__What to do__
Retype each line of the material exactly, please, skipping any picture in it.

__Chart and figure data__
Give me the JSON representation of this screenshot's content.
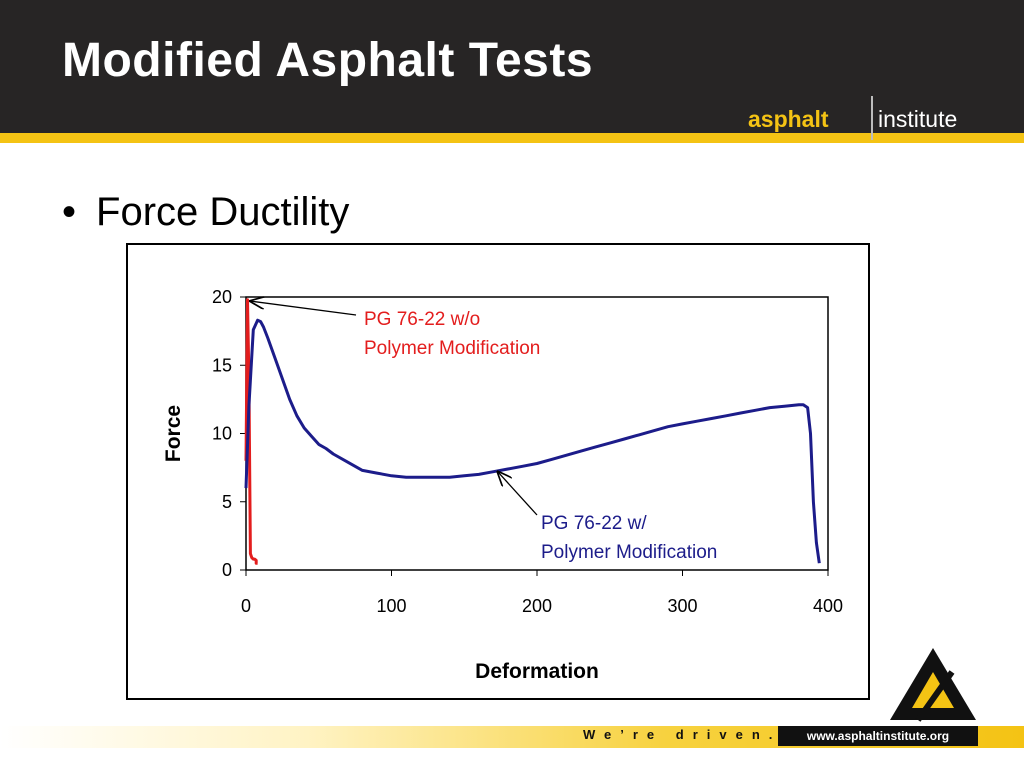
{
  "slide": {
    "title": "Modified Asphalt Tests",
    "bullet": "Force Ductility",
    "bullet_marker": "•"
  },
  "logo": {
    "word1": "asphalt",
    "word2": "institute"
  },
  "footer": {
    "tagline": "We’re driven.",
    "url": "www.asphaltinstitute.org"
  },
  "colors": {
    "header_bg": "#272525",
    "accent": "#f4c314",
    "series_unmodified": "#e31d1d",
    "series_modified": "#1c1c8a"
  },
  "chart_data": {
    "type": "line",
    "title": "",
    "xlabel": "Deformation",
    "ylabel": "Force",
    "xlim": [
      0,
      400
    ],
    "ylim": [
      0,
      20
    ],
    "xticks": [
      0,
      100,
      200,
      300,
      400
    ],
    "yticks": [
      0,
      5,
      10,
      15,
      20
    ],
    "grid": false,
    "series": [
      {
        "name": "PG 76-22 w/o Polymer Modification",
        "color": "#e31d1d",
        "x": [
          0,
          1,
          2,
          3,
          4,
          5,
          6,
          7,
          7,
          8
        ],
        "y": [
          8,
          19.8,
          14,
          1.2,
          0.9,
          0.8,
          0.8,
          0.7,
          0.5,
          0.5
        ]
      },
      {
        "name": "PG 76-22 w/ Polymer Modification",
        "color": "#1c1c8a",
        "x": [
          0,
          2,
          5,
          8,
          10,
          12,
          15,
          20,
          25,
          30,
          35,
          40,
          45,
          50,
          55,
          60,
          70,
          80,
          90,
          100,
          110,
          120,
          130,
          140,
          150,
          160,
          170,
          180,
          190,
          200,
          210,
          220,
          230,
          240,
          250,
          260,
          270,
          280,
          290,
          300,
          310,
          320,
          330,
          340,
          350,
          360,
          370,
          380,
          383,
          386,
          388,
          390,
          392,
          394
        ],
        "y": [
          6,
          12,
          17.6,
          18.3,
          18.2,
          17.8,
          17,
          15.5,
          14,
          12.5,
          11.3,
          10.4,
          9.8,
          9.2,
          8.9,
          8.5,
          7.9,
          7.3,
          7.1,
          6.9,
          6.8,
          6.8,
          6.8,
          6.8,
          6.9,
          7.0,
          7.2,
          7.4,
          7.6,
          7.8,
          8.1,
          8.4,
          8.7,
          9.0,
          9.3,
          9.6,
          9.9,
          10.2,
          10.5,
          10.7,
          10.9,
          11.1,
          11.3,
          11.5,
          11.7,
          11.9,
          12.0,
          12.1,
          12.1,
          11.9,
          10.0,
          5.0,
          2.0,
          0.5
        ]
      }
    ],
    "annotations": [
      {
        "series": 0,
        "lines": [
          "PG 76-22 w/o",
          "Polymer Modification"
        ],
        "color": "#e31d1d",
        "point": [
          3,
          19.7
        ]
      },
      {
        "series": 1,
        "lines": [
          "PG 76-22 w/",
          "Polymer Modification"
        ],
        "color": "#1c1c8a",
        "point": [
          173,
          7.2
        ]
      }
    ]
  }
}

__Written solution__
Give me the JSON representation of this screenshot's content.
{
  "slide": {
    "title": "Modified Asphalt Tests",
    "bullet": "Force Ductility",
    "bullet_marker": "•"
  },
  "logo": {
    "word1": "asphalt",
    "word2": "institute"
  },
  "footer": {
    "tagline": "We’re driven.",
    "url": "www.asphaltinstitute.org"
  },
  "colors": {
    "header_bg": "#272525",
    "accent": "#f4c314",
    "series_unmodified": "#e31d1d",
    "series_modified": "#1c1c8a"
  },
  "chart_data": {
    "type": "line",
    "title": "",
    "xlabel": "Deformation",
    "ylabel": "Force",
    "xlim": [
      0,
      400
    ],
    "ylim": [
      0,
      20
    ],
    "xticks": [
      0,
      100,
      200,
      300,
      400
    ],
    "yticks": [
      0,
      5,
      10,
      15,
      20
    ],
    "grid": false,
    "series": [
      {
        "name": "PG 76-22 w/o Polymer Modification",
        "color": "#e31d1d",
        "x": [
          0,
          1,
          2,
          3,
          4,
          5,
          6,
          7,
          7,
          8
        ],
        "y": [
          8,
          19.8,
          14,
          1.2,
          0.9,
          0.8,
          0.8,
          0.7,
          0.5,
          0.5
        ]
      },
      {
        "name": "PG 76-22 w/ Polymer Modification",
        "color": "#1c1c8a",
        "x": [
          0,
          2,
          5,
          8,
          10,
          12,
          15,
          20,
          25,
          30,
          35,
          40,
          45,
          50,
          55,
          60,
          70,
          80,
          90,
          100,
          110,
          120,
          130,
          140,
          150,
          160,
          170,
          180,
          190,
          200,
          210,
          220,
          230,
          240,
          250,
          260,
          270,
          280,
          290,
          300,
          310,
          320,
          330,
          340,
          350,
          360,
          370,
          380,
          383,
          386,
          388,
          390,
          392,
          394
        ],
        "y": [
          6,
          12,
          17.6,
          18.3,
          18.2,
          17.8,
          17,
          15.5,
          14,
          12.5,
          11.3,
          10.4,
          9.8,
          9.2,
          8.9,
          8.5,
          7.9,
          7.3,
          7.1,
          6.9,
          6.8,
          6.8,
          6.8,
          6.8,
          6.9,
          7.0,
          7.2,
          7.4,
          7.6,
          7.8,
          8.1,
          8.4,
          8.7,
          9.0,
          9.3,
          9.6,
          9.9,
          10.2,
          10.5,
          10.7,
          10.9,
          11.1,
          11.3,
          11.5,
          11.7,
          11.9,
          12.0,
          12.1,
          12.1,
          11.9,
          10.0,
          5.0,
          2.0,
          0.5
        ]
      }
    ],
    "annotations": [
      {
        "series": 0,
        "lines": [
          "PG 76-22 w/o",
          "Polymer Modification"
        ],
        "color": "#e31d1d",
        "point": [
          3,
          19.7
        ]
      },
      {
        "series": 1,
        "lines": [
          "PG 76-22 w/",
          "Polymer Modification"
        ],
        "color": "#1c1c8a",
        "point": [
          173,
          7.2
        ]
      }
    ]
  }
}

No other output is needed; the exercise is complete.